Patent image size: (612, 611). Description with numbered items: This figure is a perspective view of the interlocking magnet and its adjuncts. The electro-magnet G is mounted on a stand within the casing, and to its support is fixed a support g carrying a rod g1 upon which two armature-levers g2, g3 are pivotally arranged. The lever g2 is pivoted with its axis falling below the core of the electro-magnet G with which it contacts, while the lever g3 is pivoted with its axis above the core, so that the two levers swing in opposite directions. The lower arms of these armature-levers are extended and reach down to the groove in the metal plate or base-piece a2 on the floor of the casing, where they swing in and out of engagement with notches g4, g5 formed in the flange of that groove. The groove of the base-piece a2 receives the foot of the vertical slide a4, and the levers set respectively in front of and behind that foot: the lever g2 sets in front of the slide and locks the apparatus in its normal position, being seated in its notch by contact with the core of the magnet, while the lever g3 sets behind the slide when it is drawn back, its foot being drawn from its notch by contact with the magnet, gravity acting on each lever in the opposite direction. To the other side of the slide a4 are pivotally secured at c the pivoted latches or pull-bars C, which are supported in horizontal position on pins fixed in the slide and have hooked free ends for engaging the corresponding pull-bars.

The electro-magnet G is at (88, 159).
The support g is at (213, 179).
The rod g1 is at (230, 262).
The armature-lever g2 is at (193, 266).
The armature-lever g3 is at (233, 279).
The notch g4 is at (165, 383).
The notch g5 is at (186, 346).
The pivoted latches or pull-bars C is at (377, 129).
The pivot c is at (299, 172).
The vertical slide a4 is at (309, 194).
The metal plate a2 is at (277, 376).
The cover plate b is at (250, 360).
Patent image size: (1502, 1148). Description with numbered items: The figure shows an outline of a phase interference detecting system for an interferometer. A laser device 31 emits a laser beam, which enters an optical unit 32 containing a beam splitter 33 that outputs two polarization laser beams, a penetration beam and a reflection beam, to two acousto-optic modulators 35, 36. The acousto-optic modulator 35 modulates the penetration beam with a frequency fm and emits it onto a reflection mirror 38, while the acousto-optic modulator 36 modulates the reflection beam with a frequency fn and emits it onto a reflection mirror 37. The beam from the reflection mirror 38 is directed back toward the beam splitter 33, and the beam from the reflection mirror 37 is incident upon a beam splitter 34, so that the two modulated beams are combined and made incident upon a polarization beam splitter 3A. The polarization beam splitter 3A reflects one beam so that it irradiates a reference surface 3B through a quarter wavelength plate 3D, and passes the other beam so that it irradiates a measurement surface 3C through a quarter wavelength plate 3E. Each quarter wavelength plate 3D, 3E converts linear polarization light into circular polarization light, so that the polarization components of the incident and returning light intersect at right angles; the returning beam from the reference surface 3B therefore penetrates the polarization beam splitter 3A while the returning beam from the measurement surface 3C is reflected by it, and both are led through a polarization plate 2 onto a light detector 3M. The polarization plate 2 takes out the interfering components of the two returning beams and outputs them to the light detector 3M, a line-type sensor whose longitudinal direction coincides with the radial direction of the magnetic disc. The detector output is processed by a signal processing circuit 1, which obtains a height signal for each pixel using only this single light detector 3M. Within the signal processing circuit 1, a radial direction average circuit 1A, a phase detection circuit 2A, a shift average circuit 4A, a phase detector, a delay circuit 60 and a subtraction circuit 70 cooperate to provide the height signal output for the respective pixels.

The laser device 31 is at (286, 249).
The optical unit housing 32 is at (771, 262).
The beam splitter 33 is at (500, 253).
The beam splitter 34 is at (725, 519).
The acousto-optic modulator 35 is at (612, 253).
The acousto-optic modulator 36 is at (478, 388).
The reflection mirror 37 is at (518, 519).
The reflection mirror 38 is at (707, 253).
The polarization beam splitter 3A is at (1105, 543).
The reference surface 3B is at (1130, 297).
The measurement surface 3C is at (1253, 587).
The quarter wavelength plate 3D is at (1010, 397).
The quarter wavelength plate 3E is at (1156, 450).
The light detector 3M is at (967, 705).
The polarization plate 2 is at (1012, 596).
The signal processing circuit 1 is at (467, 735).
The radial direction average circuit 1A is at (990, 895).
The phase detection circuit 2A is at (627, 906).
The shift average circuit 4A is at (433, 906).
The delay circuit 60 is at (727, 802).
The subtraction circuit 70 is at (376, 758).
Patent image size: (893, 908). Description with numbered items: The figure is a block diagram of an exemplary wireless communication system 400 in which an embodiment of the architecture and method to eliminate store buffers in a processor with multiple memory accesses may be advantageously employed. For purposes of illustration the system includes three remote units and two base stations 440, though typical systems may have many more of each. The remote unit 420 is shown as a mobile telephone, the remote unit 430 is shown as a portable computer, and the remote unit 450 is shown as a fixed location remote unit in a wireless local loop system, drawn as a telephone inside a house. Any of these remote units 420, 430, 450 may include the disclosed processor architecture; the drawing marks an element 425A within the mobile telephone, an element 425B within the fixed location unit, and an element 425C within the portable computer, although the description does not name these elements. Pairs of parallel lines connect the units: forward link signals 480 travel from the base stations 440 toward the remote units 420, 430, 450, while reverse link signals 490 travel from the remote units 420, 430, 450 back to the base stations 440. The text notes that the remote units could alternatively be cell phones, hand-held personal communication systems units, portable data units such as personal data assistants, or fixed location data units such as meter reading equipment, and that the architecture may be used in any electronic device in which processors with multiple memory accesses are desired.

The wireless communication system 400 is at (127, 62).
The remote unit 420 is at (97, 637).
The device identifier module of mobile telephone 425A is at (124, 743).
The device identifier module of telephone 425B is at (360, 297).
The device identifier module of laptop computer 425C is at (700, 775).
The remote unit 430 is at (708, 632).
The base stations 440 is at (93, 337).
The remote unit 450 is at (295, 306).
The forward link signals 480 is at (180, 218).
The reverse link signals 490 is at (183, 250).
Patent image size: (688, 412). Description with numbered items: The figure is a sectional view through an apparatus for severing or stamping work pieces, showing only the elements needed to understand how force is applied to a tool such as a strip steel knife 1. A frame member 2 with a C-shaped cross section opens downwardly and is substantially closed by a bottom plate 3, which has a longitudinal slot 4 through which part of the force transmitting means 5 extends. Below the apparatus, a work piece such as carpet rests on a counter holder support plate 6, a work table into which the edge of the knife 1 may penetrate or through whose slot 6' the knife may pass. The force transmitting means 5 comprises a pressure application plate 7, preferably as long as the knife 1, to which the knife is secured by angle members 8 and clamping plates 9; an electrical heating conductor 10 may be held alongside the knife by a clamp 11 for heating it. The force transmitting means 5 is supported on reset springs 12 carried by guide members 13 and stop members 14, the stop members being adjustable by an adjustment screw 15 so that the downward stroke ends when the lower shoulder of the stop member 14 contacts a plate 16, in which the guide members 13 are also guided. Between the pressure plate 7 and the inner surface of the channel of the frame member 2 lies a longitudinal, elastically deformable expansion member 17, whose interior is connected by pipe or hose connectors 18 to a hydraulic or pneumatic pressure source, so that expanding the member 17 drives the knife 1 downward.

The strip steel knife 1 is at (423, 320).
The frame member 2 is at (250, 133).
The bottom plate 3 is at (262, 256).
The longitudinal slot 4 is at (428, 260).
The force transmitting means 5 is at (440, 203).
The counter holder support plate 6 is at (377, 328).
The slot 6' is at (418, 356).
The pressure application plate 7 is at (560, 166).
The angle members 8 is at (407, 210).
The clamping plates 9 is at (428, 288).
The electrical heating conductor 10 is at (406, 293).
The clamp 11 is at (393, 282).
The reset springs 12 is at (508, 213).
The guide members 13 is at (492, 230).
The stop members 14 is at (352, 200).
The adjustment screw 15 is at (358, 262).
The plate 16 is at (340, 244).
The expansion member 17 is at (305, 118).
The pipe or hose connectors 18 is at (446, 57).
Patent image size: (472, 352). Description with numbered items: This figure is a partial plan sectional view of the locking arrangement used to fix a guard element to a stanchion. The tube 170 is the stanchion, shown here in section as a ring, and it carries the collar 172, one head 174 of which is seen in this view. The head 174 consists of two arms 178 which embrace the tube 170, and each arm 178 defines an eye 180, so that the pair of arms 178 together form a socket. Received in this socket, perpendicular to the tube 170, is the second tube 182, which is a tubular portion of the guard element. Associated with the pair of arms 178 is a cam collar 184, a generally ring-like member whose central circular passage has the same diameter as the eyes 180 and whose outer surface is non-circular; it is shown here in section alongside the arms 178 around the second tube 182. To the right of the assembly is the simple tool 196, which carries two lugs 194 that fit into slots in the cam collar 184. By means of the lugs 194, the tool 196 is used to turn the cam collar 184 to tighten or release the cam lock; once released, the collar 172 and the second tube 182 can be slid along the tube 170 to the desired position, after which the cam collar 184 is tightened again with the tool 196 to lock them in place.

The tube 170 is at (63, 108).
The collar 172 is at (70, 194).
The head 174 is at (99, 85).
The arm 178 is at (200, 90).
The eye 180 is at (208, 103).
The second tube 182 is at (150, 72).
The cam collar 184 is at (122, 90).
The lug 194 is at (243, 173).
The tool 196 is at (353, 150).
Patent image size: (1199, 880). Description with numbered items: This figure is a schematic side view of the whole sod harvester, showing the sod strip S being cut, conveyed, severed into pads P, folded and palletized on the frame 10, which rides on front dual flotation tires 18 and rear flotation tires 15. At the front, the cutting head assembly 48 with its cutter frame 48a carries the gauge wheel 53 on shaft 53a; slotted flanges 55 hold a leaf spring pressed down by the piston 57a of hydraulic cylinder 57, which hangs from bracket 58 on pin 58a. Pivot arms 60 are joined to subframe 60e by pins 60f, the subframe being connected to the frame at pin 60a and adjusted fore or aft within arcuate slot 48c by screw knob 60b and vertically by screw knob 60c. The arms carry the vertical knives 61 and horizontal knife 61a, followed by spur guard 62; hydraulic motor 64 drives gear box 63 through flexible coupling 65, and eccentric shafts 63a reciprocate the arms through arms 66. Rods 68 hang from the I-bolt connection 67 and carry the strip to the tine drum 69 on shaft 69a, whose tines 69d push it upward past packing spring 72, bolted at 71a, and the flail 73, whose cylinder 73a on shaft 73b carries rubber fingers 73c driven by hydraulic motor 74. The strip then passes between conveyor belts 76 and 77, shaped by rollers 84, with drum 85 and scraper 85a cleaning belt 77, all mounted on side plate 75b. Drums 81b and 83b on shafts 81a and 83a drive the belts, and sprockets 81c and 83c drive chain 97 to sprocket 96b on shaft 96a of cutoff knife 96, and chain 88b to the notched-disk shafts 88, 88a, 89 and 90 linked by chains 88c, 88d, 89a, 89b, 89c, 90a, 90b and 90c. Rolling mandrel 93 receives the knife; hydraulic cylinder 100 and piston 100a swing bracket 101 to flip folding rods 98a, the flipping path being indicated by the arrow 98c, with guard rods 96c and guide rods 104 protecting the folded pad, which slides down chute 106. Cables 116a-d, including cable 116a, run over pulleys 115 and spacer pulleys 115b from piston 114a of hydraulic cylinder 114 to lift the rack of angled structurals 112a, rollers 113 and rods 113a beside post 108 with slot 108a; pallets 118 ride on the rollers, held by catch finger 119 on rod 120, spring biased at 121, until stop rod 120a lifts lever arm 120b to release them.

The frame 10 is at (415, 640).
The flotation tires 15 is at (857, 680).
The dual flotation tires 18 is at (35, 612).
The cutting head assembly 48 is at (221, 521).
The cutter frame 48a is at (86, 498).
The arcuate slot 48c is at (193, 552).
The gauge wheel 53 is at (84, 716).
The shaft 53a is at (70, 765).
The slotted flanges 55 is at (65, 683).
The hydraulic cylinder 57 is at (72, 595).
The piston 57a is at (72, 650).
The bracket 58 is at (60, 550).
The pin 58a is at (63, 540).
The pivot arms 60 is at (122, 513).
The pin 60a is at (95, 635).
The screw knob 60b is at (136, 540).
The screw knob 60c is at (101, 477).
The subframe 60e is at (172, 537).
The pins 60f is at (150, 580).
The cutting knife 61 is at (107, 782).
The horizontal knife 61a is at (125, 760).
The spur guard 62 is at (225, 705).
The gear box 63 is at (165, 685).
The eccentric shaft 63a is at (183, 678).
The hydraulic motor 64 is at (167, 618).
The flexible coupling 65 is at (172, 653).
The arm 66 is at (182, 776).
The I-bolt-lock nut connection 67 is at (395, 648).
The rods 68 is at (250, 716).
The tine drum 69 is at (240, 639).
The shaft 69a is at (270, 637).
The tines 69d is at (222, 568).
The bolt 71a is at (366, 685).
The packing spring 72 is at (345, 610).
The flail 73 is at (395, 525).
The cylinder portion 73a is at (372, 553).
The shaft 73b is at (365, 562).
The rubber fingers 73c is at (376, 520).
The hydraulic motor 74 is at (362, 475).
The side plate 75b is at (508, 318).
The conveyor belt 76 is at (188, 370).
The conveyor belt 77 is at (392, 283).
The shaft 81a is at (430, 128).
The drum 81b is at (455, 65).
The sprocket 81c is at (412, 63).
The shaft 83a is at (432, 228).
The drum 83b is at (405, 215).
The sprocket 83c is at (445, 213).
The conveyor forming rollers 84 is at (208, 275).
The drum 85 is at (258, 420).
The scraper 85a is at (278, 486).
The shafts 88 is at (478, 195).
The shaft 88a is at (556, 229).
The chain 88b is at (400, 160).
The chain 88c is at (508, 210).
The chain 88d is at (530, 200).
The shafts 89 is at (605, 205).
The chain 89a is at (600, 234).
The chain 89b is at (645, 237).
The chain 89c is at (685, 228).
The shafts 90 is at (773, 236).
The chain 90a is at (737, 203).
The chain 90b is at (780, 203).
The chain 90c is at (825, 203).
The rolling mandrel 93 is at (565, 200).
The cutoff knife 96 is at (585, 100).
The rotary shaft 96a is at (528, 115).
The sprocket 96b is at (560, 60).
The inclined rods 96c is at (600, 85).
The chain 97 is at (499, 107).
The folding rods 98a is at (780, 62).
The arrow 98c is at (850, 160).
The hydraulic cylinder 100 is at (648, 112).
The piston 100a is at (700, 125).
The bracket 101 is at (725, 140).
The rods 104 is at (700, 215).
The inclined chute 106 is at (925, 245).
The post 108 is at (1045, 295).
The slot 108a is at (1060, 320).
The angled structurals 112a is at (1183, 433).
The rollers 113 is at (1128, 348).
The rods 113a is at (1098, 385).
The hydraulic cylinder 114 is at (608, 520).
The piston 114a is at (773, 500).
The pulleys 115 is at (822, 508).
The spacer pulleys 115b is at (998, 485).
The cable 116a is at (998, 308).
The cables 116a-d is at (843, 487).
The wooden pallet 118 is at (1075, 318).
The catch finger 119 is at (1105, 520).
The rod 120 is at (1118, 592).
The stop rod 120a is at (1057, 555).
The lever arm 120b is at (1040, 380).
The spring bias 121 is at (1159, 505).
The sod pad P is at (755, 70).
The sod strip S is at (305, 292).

+===+

[Short task] Could you copy out, word for word, the lines of the records above, starting at the line that contains "Patent image size: (472, 352)." and ending at the line that contains "The cam collar 184 is at (122, 90).", with both of those lines included?

[The completed task]
Patent image size: (472, 352). Description with numbered items: This figure is a partial plan sectional view of the locking arrangement used to fix a guard element to a stanchion. The tube 170 is the stanchion, shown here in section as a ring, and it carries the collar 172, one head 174 of which is seen in this view. The head 174 consists of two arms 178 which embrace the tube 170, and each arm 178 defines an eye 180, so that the pair of arms 178 together form a socket. Received in this socket, perpendicular to the tube 170, is the second tube 182, which is a tubular portion of the guard element. Associated with the pair of arms 178 is a cam collar 184, a generally ring-like member whose central circular passage has the same diameter as the eyes 180 and whose outer surface is non-circular; it is shown here in section alongside the arms 178 around the second tube 182. To the right of the assembly is the simple tool 196, which carries two lugs 194 that fit into slots in the cam collar 184. By means of the lugs 194, the tool 196 is used to turn the cam collar 184 to tighten or release the cam lock; once released, the collar 172 and the second tube 182 can be slid along the tube 170 to the desired position, after which the cam collar 184 is tightened again with the tool 196 to lock them in place.

The tube 170 is at (63, 108).
The collar 172 is at (70, 194).
The head 174 is at (99, 85).
The arm 178 is at (200, 90).
The eye 180 is at (208, 103).
The second tube 182 is at (150, 72).
The cam collar 184 is at (122, 90).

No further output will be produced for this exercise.